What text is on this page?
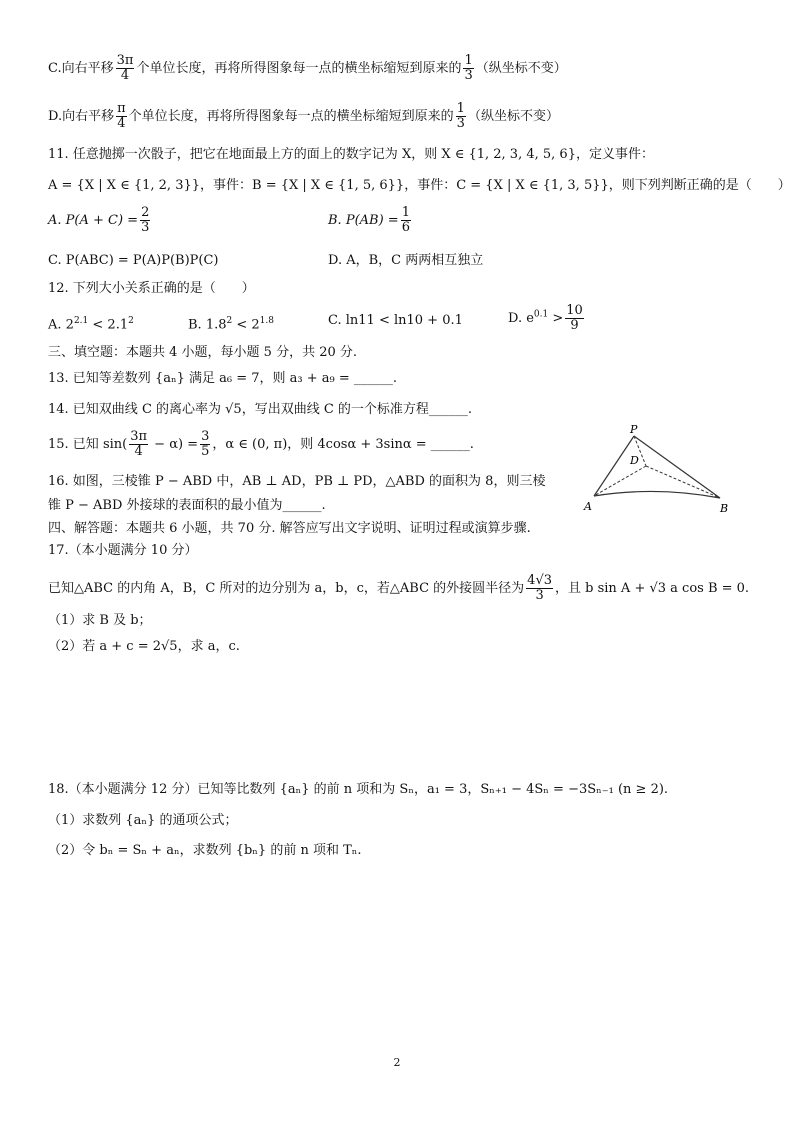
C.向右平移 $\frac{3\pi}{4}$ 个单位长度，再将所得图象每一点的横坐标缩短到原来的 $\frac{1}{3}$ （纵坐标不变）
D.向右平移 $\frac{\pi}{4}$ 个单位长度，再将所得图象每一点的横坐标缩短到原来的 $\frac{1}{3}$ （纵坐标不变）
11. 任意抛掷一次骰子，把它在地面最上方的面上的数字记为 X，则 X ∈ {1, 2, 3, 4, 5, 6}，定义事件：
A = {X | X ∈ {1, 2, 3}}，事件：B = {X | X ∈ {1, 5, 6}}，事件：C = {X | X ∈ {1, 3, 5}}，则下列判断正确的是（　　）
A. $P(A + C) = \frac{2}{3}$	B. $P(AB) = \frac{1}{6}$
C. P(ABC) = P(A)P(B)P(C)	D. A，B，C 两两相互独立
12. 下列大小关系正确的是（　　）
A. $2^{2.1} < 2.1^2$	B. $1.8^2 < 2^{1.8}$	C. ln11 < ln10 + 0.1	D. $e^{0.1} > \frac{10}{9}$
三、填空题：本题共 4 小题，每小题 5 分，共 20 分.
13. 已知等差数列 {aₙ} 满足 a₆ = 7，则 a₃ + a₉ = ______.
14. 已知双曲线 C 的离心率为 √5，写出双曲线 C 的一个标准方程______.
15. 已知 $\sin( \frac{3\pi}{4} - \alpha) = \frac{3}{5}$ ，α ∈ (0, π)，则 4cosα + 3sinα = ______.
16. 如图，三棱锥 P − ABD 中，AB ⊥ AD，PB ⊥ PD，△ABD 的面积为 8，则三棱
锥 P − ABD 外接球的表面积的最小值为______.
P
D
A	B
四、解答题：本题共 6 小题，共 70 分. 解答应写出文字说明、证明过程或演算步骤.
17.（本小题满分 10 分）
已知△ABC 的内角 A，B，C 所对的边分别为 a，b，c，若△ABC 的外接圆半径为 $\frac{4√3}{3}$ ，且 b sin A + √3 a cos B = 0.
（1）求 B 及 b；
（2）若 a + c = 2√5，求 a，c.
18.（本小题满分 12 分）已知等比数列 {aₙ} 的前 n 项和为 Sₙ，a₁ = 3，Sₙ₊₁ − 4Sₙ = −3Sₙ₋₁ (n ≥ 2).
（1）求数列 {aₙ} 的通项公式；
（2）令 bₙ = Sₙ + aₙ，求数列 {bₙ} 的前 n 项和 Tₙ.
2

* TASK REQUIREMENTS: Without the pictures, restate all the entries above exactly.

* WRITTEN REPLY:
What text is on this page?
C.向右平移 $\frac{3\pi}{4}$ 个单位长度，再将所得图象每一点的横坐标缩短到原来的 $\frac{1}{3}$ （纵坐标不变）
D.向右平移 $\frac{\pi}{4}$ 个单位长度，再将所得图象每一点的横坐标缩短到原来的 $\frac{1}{3}$ （纵坐标不变）
11. 任意抛掷一次骰子，把它在地面最上方的面上的数字记为 X，则 X ∈ {1, 2, 3, 4, 5, 6}，定义事件：
A = {X | X ∈ {1, 2, 3}}，事件：B = {X | X ∈ {1, 5, 6}}，事件：C = {X | X ∈ {1, 3, 5}}，则下列判断正确的是（　　）
A. $P(A + C) = \frac{2}{3}$	B. $P(AB) = \frac{1}{6}$
C. P(ABC) = P(A)P(B)P(C)	D. A，B，C 两两相互独立
12. 下列大小关系正确的是（　　）
A. $2^{2.1} < 2.1^2$	B. $1.8^2 < 2^{1.8}$	C. ln11 < ln10 + 0.1	D. $e^{0.1} > \frac{10}{9}$
三、填空题：本题共 4 小题，每小题 5 分，共 20 分.
13. 已知等差数列 {aₙ} 满足 a₆ = 7，则 a₃ + a₉ = ______.
14. 已知双曲线 C 的离心率为 √5，写出双曲线 C 的一个标准方程______.
15. 已知 $\sin( \frac{3\pi}{4} - \alpha) = \frac{3}{5}$ ，α ∈ (0, π)，则 4cosα + 3sinα = ______.
16. 如图，三棱锥 P − ABD 中，AB ⊥ AD，PB ⊥ PD，△ABD 的面积为 8，则三棱
锥 P − ABD 外接球的表面积的最小值为______.
P
D
A	B
四、解答题：本题共 6 小题，共 70 分. 解答应写出文字说明、证明过程或演算步骤.
17.（本小题满分 10 分）
已知△ABC 的内角 A，B，C 所对的边分别为 a，b，c，若△ABC 的外接圆半径为 $\frac{4√3}{3}$ ，且 b sin A + √3 a cos B = 0.
（1）求 B 及 b；
（2）若 a + c = 2√5，求 a，c.
18.（本小题满分 12 分）已知等比数列 {aₙ} 的前 n 项和为 Sₙ，a₁ = 3，Sₙ₊₁ − 4Sₙ = −3Sₙ₋₁ (n ≥ 2).
（1）求数列 {aₙ} 的通项公式；
（2）令 bₙ = Sₙ + aₙ，求数列 {bₙ} 的前 n 项和 Tₙ.
2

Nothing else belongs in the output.